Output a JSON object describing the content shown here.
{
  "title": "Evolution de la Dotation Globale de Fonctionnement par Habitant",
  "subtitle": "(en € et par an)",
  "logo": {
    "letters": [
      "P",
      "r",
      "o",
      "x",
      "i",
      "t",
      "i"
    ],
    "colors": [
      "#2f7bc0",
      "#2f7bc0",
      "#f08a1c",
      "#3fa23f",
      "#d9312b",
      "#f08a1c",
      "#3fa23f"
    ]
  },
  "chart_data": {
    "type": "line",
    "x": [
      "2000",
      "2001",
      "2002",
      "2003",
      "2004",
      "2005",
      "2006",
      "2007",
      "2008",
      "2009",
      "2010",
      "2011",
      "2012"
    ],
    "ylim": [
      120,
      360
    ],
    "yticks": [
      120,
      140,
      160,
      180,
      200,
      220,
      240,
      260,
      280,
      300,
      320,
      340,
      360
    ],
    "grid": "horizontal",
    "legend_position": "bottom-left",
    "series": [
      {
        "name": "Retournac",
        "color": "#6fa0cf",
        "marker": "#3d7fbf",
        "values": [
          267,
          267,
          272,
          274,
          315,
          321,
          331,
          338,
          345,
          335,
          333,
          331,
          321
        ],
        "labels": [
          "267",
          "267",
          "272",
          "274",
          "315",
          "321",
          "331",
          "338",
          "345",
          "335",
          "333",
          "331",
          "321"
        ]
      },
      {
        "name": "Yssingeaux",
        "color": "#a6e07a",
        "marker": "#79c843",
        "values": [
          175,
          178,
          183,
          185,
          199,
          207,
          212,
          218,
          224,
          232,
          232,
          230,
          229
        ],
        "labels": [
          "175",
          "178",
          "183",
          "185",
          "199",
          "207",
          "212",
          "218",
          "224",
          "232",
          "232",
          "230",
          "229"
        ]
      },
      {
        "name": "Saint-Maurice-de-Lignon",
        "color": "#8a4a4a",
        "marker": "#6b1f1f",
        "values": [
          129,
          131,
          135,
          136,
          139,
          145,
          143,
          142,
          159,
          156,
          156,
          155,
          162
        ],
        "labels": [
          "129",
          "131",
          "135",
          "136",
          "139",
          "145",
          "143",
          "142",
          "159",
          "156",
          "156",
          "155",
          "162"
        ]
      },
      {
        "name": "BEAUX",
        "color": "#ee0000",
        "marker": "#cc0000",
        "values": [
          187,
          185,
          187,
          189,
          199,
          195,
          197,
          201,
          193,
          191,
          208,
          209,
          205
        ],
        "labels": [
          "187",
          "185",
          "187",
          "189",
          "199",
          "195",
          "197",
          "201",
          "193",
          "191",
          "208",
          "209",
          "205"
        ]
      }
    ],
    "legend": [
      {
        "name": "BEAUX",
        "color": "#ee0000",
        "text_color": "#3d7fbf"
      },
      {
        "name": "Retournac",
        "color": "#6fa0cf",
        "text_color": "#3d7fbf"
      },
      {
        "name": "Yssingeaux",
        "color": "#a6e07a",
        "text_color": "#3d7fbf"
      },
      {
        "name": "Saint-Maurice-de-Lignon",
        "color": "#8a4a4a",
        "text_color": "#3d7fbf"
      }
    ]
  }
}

──────────

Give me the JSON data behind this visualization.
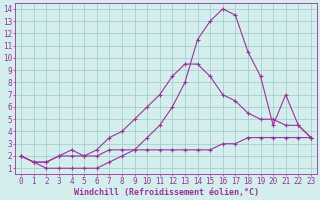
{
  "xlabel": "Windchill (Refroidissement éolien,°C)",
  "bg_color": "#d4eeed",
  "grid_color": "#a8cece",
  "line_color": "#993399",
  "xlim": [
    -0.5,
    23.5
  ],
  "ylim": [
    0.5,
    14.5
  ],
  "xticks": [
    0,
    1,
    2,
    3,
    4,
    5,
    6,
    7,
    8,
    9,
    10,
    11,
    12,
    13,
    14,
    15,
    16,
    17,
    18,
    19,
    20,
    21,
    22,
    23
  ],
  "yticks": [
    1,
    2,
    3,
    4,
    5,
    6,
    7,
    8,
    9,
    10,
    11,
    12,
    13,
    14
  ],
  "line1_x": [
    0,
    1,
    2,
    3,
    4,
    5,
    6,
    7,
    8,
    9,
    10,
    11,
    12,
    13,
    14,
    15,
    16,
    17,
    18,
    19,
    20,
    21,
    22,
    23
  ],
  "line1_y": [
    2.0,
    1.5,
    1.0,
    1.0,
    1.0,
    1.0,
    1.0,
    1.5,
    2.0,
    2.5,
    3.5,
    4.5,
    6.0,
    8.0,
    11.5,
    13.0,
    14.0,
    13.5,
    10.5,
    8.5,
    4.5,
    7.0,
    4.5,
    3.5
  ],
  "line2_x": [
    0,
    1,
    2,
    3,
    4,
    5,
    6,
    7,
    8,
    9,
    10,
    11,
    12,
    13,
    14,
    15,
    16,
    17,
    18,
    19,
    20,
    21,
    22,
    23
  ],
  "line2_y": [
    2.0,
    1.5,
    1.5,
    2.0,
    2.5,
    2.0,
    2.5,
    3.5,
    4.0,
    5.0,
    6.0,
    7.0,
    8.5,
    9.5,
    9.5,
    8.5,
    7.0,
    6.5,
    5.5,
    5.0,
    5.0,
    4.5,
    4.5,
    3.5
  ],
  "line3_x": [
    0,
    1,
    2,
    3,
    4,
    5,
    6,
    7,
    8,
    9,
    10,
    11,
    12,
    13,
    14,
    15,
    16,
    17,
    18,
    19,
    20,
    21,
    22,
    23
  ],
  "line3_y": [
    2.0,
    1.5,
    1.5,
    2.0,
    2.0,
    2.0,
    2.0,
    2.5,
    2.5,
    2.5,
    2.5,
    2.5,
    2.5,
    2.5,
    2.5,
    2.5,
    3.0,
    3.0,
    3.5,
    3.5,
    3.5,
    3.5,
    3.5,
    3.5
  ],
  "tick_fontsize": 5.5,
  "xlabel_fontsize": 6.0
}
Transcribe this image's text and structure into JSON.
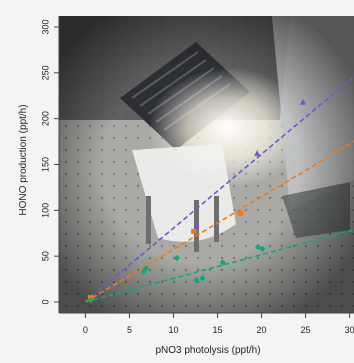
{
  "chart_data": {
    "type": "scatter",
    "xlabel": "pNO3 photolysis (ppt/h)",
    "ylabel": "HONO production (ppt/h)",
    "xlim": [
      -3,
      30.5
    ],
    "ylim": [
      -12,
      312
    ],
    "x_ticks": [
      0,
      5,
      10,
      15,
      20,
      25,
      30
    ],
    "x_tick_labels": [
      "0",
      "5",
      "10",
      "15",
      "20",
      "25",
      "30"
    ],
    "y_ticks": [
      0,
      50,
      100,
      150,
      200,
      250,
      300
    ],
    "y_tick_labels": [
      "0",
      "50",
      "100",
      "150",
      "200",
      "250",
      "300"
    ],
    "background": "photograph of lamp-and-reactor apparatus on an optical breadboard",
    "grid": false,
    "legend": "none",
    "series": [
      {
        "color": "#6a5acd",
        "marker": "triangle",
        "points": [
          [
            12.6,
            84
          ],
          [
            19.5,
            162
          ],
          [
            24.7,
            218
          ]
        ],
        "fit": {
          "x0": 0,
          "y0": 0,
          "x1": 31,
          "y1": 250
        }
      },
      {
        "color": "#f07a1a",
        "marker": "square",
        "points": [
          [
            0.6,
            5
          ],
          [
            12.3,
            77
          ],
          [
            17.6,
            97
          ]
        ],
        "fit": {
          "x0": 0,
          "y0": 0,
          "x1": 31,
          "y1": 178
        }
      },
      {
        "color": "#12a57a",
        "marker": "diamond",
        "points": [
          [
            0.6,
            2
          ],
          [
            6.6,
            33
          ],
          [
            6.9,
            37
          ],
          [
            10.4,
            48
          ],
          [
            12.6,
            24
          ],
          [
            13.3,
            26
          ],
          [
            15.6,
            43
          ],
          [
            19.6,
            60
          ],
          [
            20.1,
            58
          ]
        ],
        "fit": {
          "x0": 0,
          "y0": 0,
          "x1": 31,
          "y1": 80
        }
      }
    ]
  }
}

──────────

Exercise aim - Search the listing for the word "marker" and return each line that holds it.

Correct output -
        "marker": "#3d7fbf",
        "marker": "#79c843",
        "marker": "#6b1f1f",
        "marker": "#cc0000",
        "marker": "triangle",
        "marker": "square",
        "marker": "diamond",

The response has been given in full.